---------- TEXT ----------

For motion and video:

Spatial Module: Scans across joints, body parts, or grid positions, often enhanced with global-local reordering (e.g., via kinematic chains in pose estimation).
Temporal Module: Scans forward and backward across frames, capturing both short-term transitions and long-term temporal structure.
Fusion: LayerNorm, residual connections, and non-linear gating (SiLU, elementwise product) are used to integrate bidirectional scan outputs. In multi-expert setups, outputs are weighted by routing logits and mixed accordingly (Yin et al., 25 Dec 2025).

Typical pseudocode for a bidirectional scan in one axis:

1
2
3

F_fwd = MambaForward(input_sequence)
F_bwd = MambaBackward(reverse(input_sequence))
F_out = F_fwd + F_bwd + input_sequence

This representation may be stacked (e.g., Spatial→Temporal modules), split (e.g., part-based and whole-body branches (Zhan et al., 10 Mar 2025)), or fused via dynamic attention modules.

3. Computational Complexity and Efficiency

Bidirectional Spatiotemporal Mamba inherits the linear computational profile of SSMs:

Mamba blocks: Run two scans (forward, backward) per axis: O(L·d), L = sequence or grid length, d = state dimension.
Comparison with self-attention: Standard transformers require O(L²·d) for N×N matrices; bidirectional Mamba needs O(4·L·d) for dual-axis two-way scanning (Yin et al., 25 Dec 2025, Park et al., 2024).
Parameter economy: Key parameters are small (conv1d kernels, state matrices, linear projections); ST-MoE demonstrates 41.38% fewer parameters and 3.6× faster training versus transformer baselines (Yin et al., 25 Dec 2025). PoseMamba achieves SOTA accuracy with 2–6× fewer params and 4–10× lower FLOPs than MixSTE or MotionBERT (Huang et al., 2024).

----------

*GIVEN EXERCISE A*: Gather every line of the entries that contains the string "bottom", treating case as significant.

---------- TASK INPUT ----------

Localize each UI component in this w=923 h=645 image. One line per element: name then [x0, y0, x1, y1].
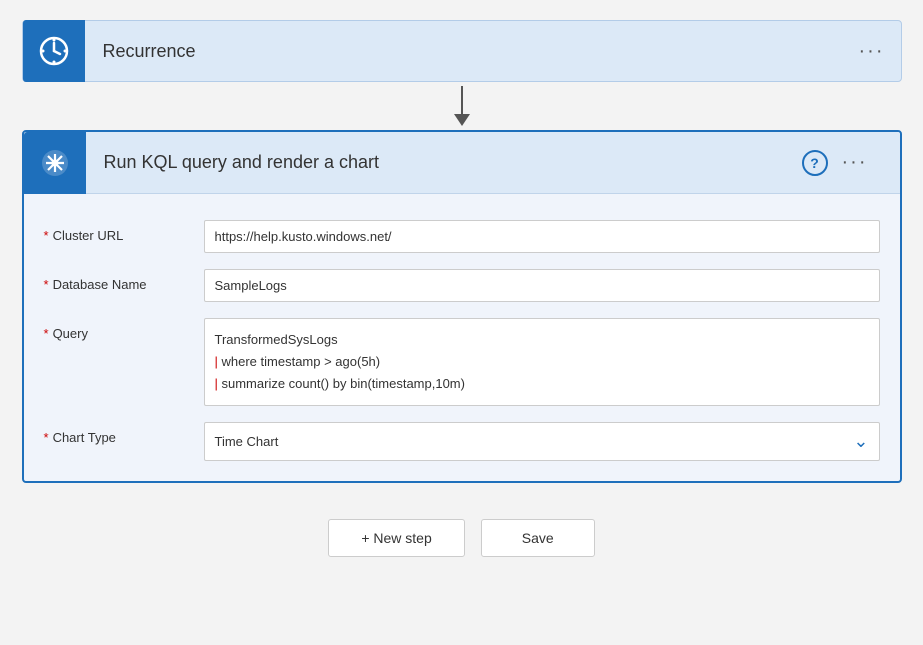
- query-required: *: [44, 326, 49, 341]
- chart-type-label: *Chart Type: [44, 422, 204, 445]
- kql-header-actions: ? ···: [802, 150, 900, 176]
- database-name-input[interactable]: [204, 269, 880, 302]
- recurrence-title: Recurrence: [85, 41, 859, 62]
- chart-type-required: *: [44, 430, 49, 445]
- new-step-button[interactable]: + New step: [328, 519, 464, 557]
- query-label: *Query: [44, 318, 204, 341]
- clock-icon: [38, 35, 70, 67]
- connector-line: [461, 86, 463, 114]
- kql-title: Run KQL query and render a chart: [86, 152, 802, 173]
- kql-card: Run KQL query and render a chart ? ··· *…: [22, 130, 902, 483]
- kql-icon: [38, 146, 72, 180]
- query-row: *Query TransformedSysLogs | where timest…: [44, 318, 880, 406]
- database-name-required: *: [44, 277, 49, 292]
- query-line1: TransformedSysLogs: [215, 329, 869, 351]
- kql-icon-wrap: [24, 132, 86, 194]
- help-button[interactable]: ?: [802, 150, 828, 176]
- connector: [454, 86, 470, 126]
- cluster-url-input[interactable]: [204, 220, 880, 253]
- kql-header: Run KQL query and render a chart ? ···: [24, 132, 900, 194]
- chart-type-select[interactable]: Time Chart ⌄: [204, 422, 880, 461]
- query-input[interactable]: TransformedSysLogs | where timestamp > a…: [204, 318, 880, 406]
- query-line2: | where timestamp > ago(5h): [215, 351, 869, 373]
- database-name-row: *Database Name: [44, 269, 880, 302]
- recurrence-menu-button[interactable]: ···: [859, 40, 901, 63]
- database-name-label: *Database Name: [44, 269, 204, 292]
- cluster-url-required: *: [44, 228, 49, 243]
- cluster-url-label: *Cluster URL: [44, 220, 204, 243]
- bottom-actions: + New step Save: [328, 519, 594, 557]
- recurrence-icon-wrap: [23, 20, 85, 82]
- kql-form-body: *Cluster URL *Database Name *Query Trans…: [24, 194, 900, 481]
- chevron-down-icon: ⌄: [853, 431, 868, 452]
- chart-type-value: Time Chart: [215, 434, 279, 449]
- connector-arrow: [454, 114, 470, 126]
- kql-menu-button[interactable]: ···: [842, 151, 884, 174]
- cluster-url-row: *Cluster URL: [44, 220, 880, 253]
- save-button[interactable]: Save: [481, 519, 595, 557]
- recurrence-card: Recurrence ···: [22, 20, 902, 82]
- query-line3: | summarize count() by bin(timestamp,10m…: [215, 373, 869, 395]
- chart-type-row: *Chart Type Time Chart ⌄: [44, 422, 880, 461]
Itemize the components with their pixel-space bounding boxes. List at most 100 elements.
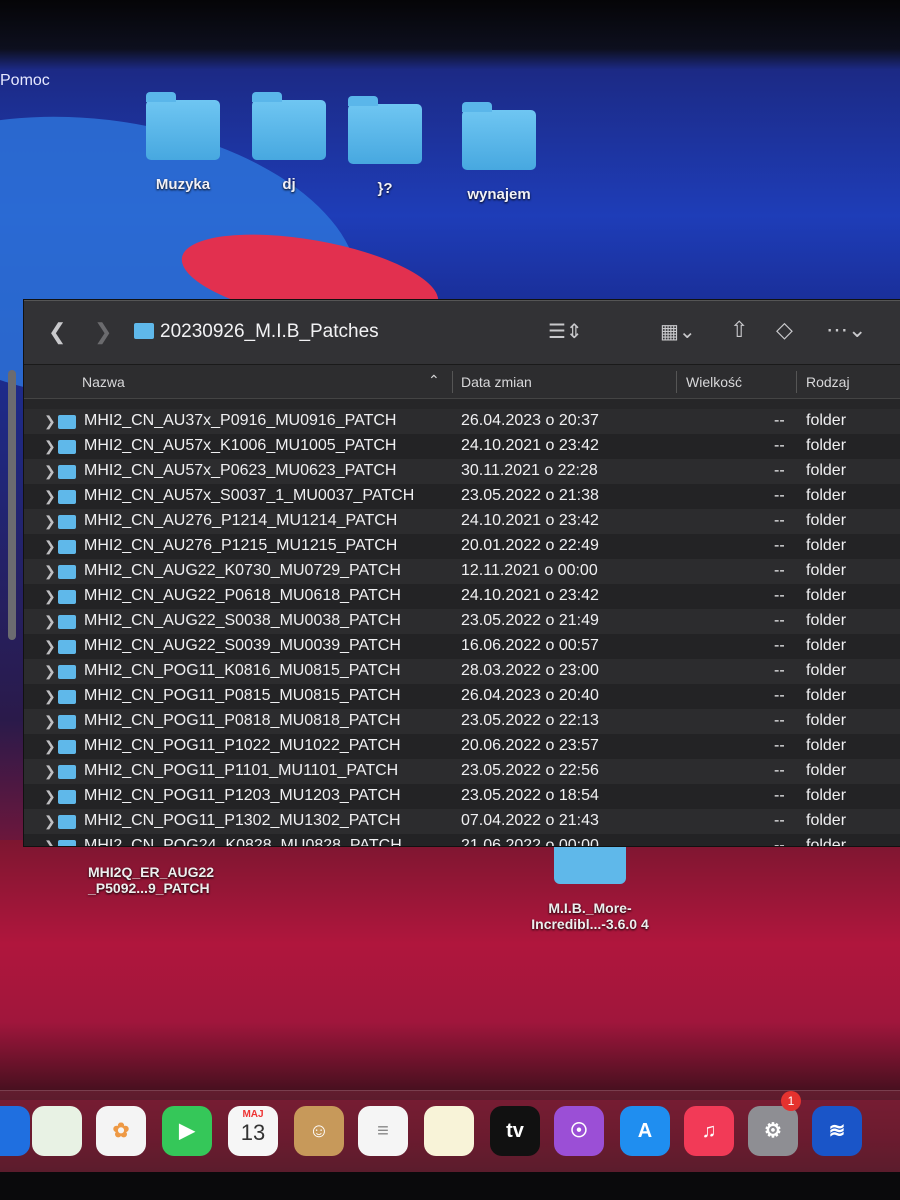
calendar-day: 13	[240, 1120, 266, 1145]
disclosure-chevron-icon[interactable]: ❯	[44, 463, 56, 480]
finder-app-icon[interactable]	[0, 1106, 30, 1156]
row-name: MHI2_CN_POG11_P1302_MU1302_PATCH	[84, 812, 401, 829]
back-icon[interactable]: ❮	[48, 319, 66, 345]
table-row[interactable]: ❯ MHI2_CN_POG11_P1022_MU1022_PATCH 20.06.2…	[24, 734, 900, 759]
desktop-folder-label: dj	[282, 176, 296, 193]
table-row[interactable]: ❯ MHI2_CN_AU276_P1214_MU1214_PATCH 24.10.2…	[24, 509, 900, 534]
folder-icon	[58, 615, 76, 629]
table-row[interactable]: ❯ MHI2_CN_AUG22_S0039_MU0039_PATCH 16.06.2…	[24, 634, 900, 659]
desktop-folder-muzyka[interactable]: Muzyka	[128, 92, 238, 193]
folder-icon	[58, 665, 76, 679]
column-divider[interactable]	[676, 371, 677, 393]
maps-app-icon[interactable]	[32, 1106, 82, 1156]
table-row[interactable]: ❯ MHI2_CN_POG11_P0818_MU0818_PATCH 23.05.2…	[24, 709, 900, 734]
music-app-icon[interactable]: ♫	[684, 1106, 734, 1156]
notes-app-icon[interactable]	[424, 1106, 474, 1156]
column-date[interactable]: Data zmian	[461, 374, 532, 390]
disclosure-chevron-icon[interactable]: ❯	[44, 763, 56, 780]
column-size[interactable]: Wielkość	[686, 374, 742, 390]
disclosure-chevron-icon[interactable]: ❯	[44, 838, 56, 846]
row-size: --	[774, 562, 785, 579]
column-header: Nazwa ⌃ Data zmian Wielkość Rodzaj	[24, 365, 900, 399]
contacts-app-icon[interactable]: ☺	[294, 1106, 344, 1156]
column-kind[interactable]: Rodzaj	[806, 374, 850, 390]
disclosure-chevron-icon[interactable]: ❯	[44, 788, 56, 805]
table-row[interactable]: ❯ MHI2_CN_POG11_P1203_MU1203_PATCH 23.05.2…	[24, 784, 900, 809]
sort-ascending-icon: ⌃	[428, 372, 440, 388]
tag-icon[interactable]: ◇	[776, 317, 793, 343]
podcasts-app-icon[interactable]: ☉	[554, 1106, 604, 1156]
folder-icon	[58, 740, 76, 754]
row-date: 12.11.2021 o 00:00	[461, 562, 598, 579]
desktop-folder-dj[interactable]: dj	[234, 92, 344, 193]
desktop-folder-unnamed[interactable]: }?	[330, 96, 440, 197]
table-row[interactable]: ❯ MHI2_CN_AU37x_P0916_MU0916_PATCH 26.04.2…	[24, 409, 900, 434]
folder-icon	[58, 415, 76, 429]
table-row[interactable]: ❯ MHI2_CN_AU57x_K1006_MU1005_PATCH 24.10.2…	[24, 434, 900, 459]
group-icon[interactable]: ▦⌄	[660, 319, 696, 344]
folder-icon	[58, 515, 76, 529]
disclosure-chevron-icon[interactable]: ❯	[44, 513, 56, 530]
share-icon[interactable]: ⇧	[730, 317, 748, 343]
row-kind: folder	[806, 687, 847, 704]
table-row[interactable]: ❯ MHI2_CN_POG11_P1101_MU1101_PATCH 23.05.2…	[24, 759, 900, 784]
system-settings-icon[interactable]: ⚙	[748, 1106, 798, 1156]
disclosure-chevron-icon[interactable]: ❯	[44, 688, 56, 705]
facetime-app-icon[interactable]: ▶	[162, 1106, 212, 1156]
row-kind: folder	[806, 737, 847, 754]
disclosure-chevron-icon[interactable]: ❯	[44, 438, 56, 455]
calendar-app-icon[interactable]: MAJ 13	[228, 1106, 278, 1156]
siri-app-icon[interactable]: ≋	[812, 1106, 862, 1156]
folder-icon	[462, 102, 536, 170]
row-date: 20.06.2022 o 23:57	[461, 737, 599, 754]
finder-window: ❮ ❯ 20230926_M.I.B_Patches ☰⇕ ▦⌄ ⇧ ◇ ⋯⌄ …	[24, 300, 900, 846]
disclosure-chevron-icon[interactable]: ❯	[44, 613, 56, 630]
row-size: --	[774, 662, 785, 679]
reminders-app-icon[interactable]: ≡	[358, 1106, 408, 1156]
row-size: --	[774, 487, 785, 504]
row-date: 28.03.2022 o 23:00	[461, 662, 599, 679]
disclosure-chevron-icon[interactable]: ❯	[44, 713, 56, 730]
disclosure-chevron-icon[interactable]: ❯	[44, 813, 56, 830]
table-row[interactable]: ❯ MHI2_CN_POG11_K0816_MU0815_PATCH 28.03.2…	[24, 659, 900, 684]
table-row[interactable]: ❯ MHI2_CN_AUG22_K0730_MU0729_PATCH 12.11.2…	[24, 559, 900, 584]
desktop-folder-wynajem[interactable]: wynajem	[444, 102, 554, 203]
screen-bezel-bottom	[0, 1172, 900, 1200]
row-name: MHI2_CN_POG11_P1101_MU1101_PATCH	[84, 762, 399, 779]
disclosure-chevron-icon[interactable]: ❯	[44, 588, 56, 605]
list-view-icon[interactable]: ☰⇕	[548, 319, 583, 344]
column-divider[interactable]	[796, 371, 797, 393]
table-row[interactable]: ❯ MHI2_CN_AU276_P1215_MU1215_PATCH 20.01.2…	[24, 534, 900, 559]
disclosure-chevron-icon[interactable]: ❯	[44, 738, 56, 755]
disclosure-chevron-icon[interactable]: ❯	[44, 663, 56, 680]
desktop-item-mhi2q[interactable]: MHI2Q_ER_AUG22 _P5092...9_PATCH	[88, 864, 214, 896]
row-date: 23.05.2022 o 22:13	[461, 712, 599, 729]
disclosure-chevron-icon[interactable]: ❯	[44, 538, 56, 555]
table-row[interactable]: ❯ MHI2_CN_AUG22_P0618_MU0618_PATCH 24.10.2…	[24, 584, 900, 609]
more-icon[interactable]: ⋯⌄	[826, 317, 866, 343]
column-divider[interactable]	[452, 371, 453, 393]
table-row[interactable]: ❯ MHI2_CN_AU57x_S0037_1_MU0037_PATCH 23.05…	[24, 484, 900, 509]
table-row[interactable]: ❯ MHI2_CN_POG11_P1302_MU1302_PATCH 07.04.2…	[24, 809, 900, 834]
table-row[interactable]: ❯ MHI2_CN_POG11_P0815_MU0815_PATCH 26.04.2…	[24, 684, 900, 709]
table-row[interactable]: ❯ MHI2_CN_POG24_K0828_MU0828_PATCH 21.06.2…	[24, 834, 900, 846]
photos-app-icon[interactable]: ✿	[96, 1106, 146, 1156]
disclosure-chevron-icon[interactable]: ❯	[44, 413, 56, 430]
folder-icon	[58, 565, 76, 579]
disclosure-chevron-icon[interactable]: ❯	[44, 563, 56, 580]
tv-app-icon[interactable]: tv	[490, 1106, 540, 1156]
disclosure-chevron-icon[interactable]: ❯	[44, 488, 56, 505]
row-name: MHI2_CN_POG11_P0818_MU0818_PATCH	[84, 712, 401, 729]
desktop-item-mib-more[interactable]: M.I.B._More- Incredibl...-3.6.0 4	[520, 840, 660, 932]
row-name: MHI2_CN_AUG22_P0618_MU0618_PATCH	[84, 587, 401, 604]
row-size: --	[774, 462, 785, 479]
menu-help[interactable]: Pomoc	[0, 72, 50, 90]
row-date: 23.05.2022 o 18:54	[461, 787, 599, 804]
column-name[interactable]: Nazwa	[82, 374, 125, 390]
scrollbar[interactable]	[8, 370, 16, 640]
forward-icon[interactable]: ❯	[94, 319, 112, 345]
app-store-icon[interactable]: A	[620, 1106, 670, 1156]
table-row[interactable]: ❯ MHI2_CN_AU57x_P0623_MU0623_PATCH 30.11.2…	[24, 459, 900, 484]
table-row[interactable]: ❯ MHI2_CN_AUG22_S0038_MU0038_PATCH 23.05.2…	[24, 609, 900, 634]
disclosure-chevron-icon[interactable]: ❯	[44, 638, 56, 655]
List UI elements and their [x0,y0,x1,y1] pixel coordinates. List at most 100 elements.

----------

*GIVEN EXERCISE B*: Based on the Mamba text, state whether each statement agrees with it, answering yes or no and quoting the deciding words: (i) The Temporal Module scans only forward across frames. (ii) PoseMamba has 4–10× lower FLOPs than MixSTE or MotionBERT. (iii) ST-MoE uses 41.38% more parameters than transformer baselines.

*FULL RESPONSE A*:
- bottom-actions: + New step Save: [328, 519, 594, 557]
screen-bezel-bottom	[0, 1172, 900, 1200]

*FULL RESPONSE B*:
(i) No: "Scans forward and backward across frames"
(ii) Yes: "4–10× lower FLOPs than MixSTE or MotionBERT"
(iii) No: "41.38% fewer parameters"